Set exercise =>
Word for word, restate every line of the material.

Information given =>
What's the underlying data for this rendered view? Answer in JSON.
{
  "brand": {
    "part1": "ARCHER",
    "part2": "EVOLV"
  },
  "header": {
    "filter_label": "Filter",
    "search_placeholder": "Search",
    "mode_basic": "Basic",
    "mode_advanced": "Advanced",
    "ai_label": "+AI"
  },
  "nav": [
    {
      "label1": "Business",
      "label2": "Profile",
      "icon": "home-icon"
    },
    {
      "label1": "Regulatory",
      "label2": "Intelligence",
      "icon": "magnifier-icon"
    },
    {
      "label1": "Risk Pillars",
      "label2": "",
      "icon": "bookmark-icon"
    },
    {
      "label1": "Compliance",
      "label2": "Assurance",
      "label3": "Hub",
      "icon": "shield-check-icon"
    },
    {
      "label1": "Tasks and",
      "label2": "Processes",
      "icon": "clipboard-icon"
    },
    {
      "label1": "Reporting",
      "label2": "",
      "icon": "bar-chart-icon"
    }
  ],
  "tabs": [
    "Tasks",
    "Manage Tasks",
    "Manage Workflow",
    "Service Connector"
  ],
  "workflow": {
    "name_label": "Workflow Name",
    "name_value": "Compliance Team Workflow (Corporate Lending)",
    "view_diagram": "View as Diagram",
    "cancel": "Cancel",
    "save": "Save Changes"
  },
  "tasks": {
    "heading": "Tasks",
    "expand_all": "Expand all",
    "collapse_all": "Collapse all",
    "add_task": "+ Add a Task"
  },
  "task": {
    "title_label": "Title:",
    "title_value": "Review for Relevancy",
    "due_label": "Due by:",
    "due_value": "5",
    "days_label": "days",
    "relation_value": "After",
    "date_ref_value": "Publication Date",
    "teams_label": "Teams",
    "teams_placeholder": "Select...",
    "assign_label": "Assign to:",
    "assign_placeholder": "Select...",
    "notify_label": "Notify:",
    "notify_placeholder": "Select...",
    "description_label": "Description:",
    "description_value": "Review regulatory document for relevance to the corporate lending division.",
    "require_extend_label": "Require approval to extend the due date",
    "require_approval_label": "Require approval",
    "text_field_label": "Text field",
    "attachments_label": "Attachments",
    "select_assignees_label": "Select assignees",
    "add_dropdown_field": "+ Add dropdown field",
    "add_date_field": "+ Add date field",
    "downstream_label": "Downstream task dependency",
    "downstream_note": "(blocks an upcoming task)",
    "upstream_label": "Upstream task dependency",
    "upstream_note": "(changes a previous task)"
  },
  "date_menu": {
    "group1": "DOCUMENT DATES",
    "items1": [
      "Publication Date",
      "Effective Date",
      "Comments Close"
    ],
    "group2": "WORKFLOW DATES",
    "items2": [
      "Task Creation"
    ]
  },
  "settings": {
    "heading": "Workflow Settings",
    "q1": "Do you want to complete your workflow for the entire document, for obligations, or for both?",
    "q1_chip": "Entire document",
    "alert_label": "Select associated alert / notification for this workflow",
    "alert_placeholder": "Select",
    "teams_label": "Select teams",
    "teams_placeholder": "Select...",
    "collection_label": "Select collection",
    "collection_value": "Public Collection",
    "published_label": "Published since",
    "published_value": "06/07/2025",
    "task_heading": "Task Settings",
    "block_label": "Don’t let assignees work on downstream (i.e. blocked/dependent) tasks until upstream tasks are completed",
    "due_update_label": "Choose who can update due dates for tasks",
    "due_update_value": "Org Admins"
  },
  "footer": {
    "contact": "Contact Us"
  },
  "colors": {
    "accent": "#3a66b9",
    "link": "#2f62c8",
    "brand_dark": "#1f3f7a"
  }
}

Answer below =>
What's the underlying data for this rendered view? Answer in JSON.
{
  "brand": {
    "part1": "ARCHER",
    "part2": "EVOLV"
  },
  "header": {
    "filter_label": "Filter",
    "search_placeholder": "Search",
    "mode_basic": "Basic",
    "mode_advanced": "Advanced",
    "ai_label": "+AI"
  },
  "nav": [
    {
      "label1": "Business",
      "label2": "Profile",
      "icon": "home-icon"
    },
    {
      "label1": "Regulatory",
      "label2": "Intelligence",
      "icon": "magnifier-icon"
    },
    {
      "label1": "Risk Pillars",
      "label2": "",
      "icon": "bookmark-icon"
    },
    {
      "label1": "Compliance",
      "label2": "Assurance",
      "label3": "Hub",
      "icon": "shield-check-icon"
    },
    {
      "label1": "Tasks and",
      "label2": "Processes",
      "icon": "clipboard-icon"
    },
    {
      "label1": "Reporting",
      "label2": "",
      "icon": "bar-chart-icon"
    }
  ],
  "tabs": [
    "Tasks",
    "Manage Tasks",
    "Manage Workflow",
    "Service Connector"
  ],
  "workflow": {
    "name_label": "Workflow Name",
    "name_value": "Compliance Team Workflow (Corporate Lending)",
    "view_diagram": "View as Diagram",
    "cancel": "Cancel",
    "save": "Save Changes"
  },
  "tasks": {
    "heading": "Tasks",
    "expand_all": "Expand all",
    "collapse_all": "Collapse all",
    "add_task": "+ Add a Task"
  },
  "task": {
    "title_label": "Title:",
    "title_value": "Review for Relevancy",
    "due_label": "Due by:",
    "due_value": "5",
    "days_label": "days",
    "relation_value": "After",
    "date_ref_value": "Publication Date",
    "teams_label": "Teams",
    "teams_placeholder": "Select...",
    "assign_label": "Assign to:",
    "assign_placeholder": "Select...",
    "notify_label": "Notify:",
    "notify_placeholder": "Select...",
    "description_label": "Description:",
    "description_value": "Review regulatory document for relevance to the corporate lending division.",
    "require_extend_label": "Require approval to extend the due date",
    "require_approval_label": "Require approval",
    "text_field_label": "Text field",
    "attachments_label": "Attachments",
    "select_assignees_label": "Select assignees",
    "add_dropdown_field": "+ Add dropdown field",
    "add_date_field": "+ Add date field",
    "downstream_label": "Downstream task dependency",
    "downstream_note": "(blocks an upcoming task)",
    "upstream_label": "Upstream task dependency",
    "upstream_note": "(changes a previous task)"
  },
  "date_menu": {
    "group1": "DOCUMENT DATES",
    "items1": [
      "Publication Date",
      "Effective Date",
      "Comments Close"
    ],
    "group2": "WORKFLOW DATES",
    "items2": [
      "Task Creation"
    ]
  },
  "settings": {
    "heading": "Workflow Settings",
    "q1": "Do you want to complete your workflow for the entire document, for obligations, or for both?",
    "q1_chip": "Entire document",
    "alert_label": "Select associated alert / notification for this workflow",
    "alert_placeholder": "Select",
    "teams_label": "Select teams",
    "teams_placeholder": "Select...",
    "collection_label": "Select collection",
    "collection_value": "Public Collection",
    "published_label": "Published since",
    "published_value": "06/07/2025",
    "task_heading": "Task Settings",
    "block_label": "Don’t let assignees work on downstream (i.e. blocked/dependent) tasks until upstream tasks are completed",
    "due_update_label": "Choose who can update due dates for tasks",
    "due_update_value": "Org Admins"
  },
  "footer": {
    "contact": "Contact Us"
  },
  "colors": {
    "accent": "#3a66b9",
    "link": "#2f62c8",
    "brand_dark": "#1f3f7a"
  }
}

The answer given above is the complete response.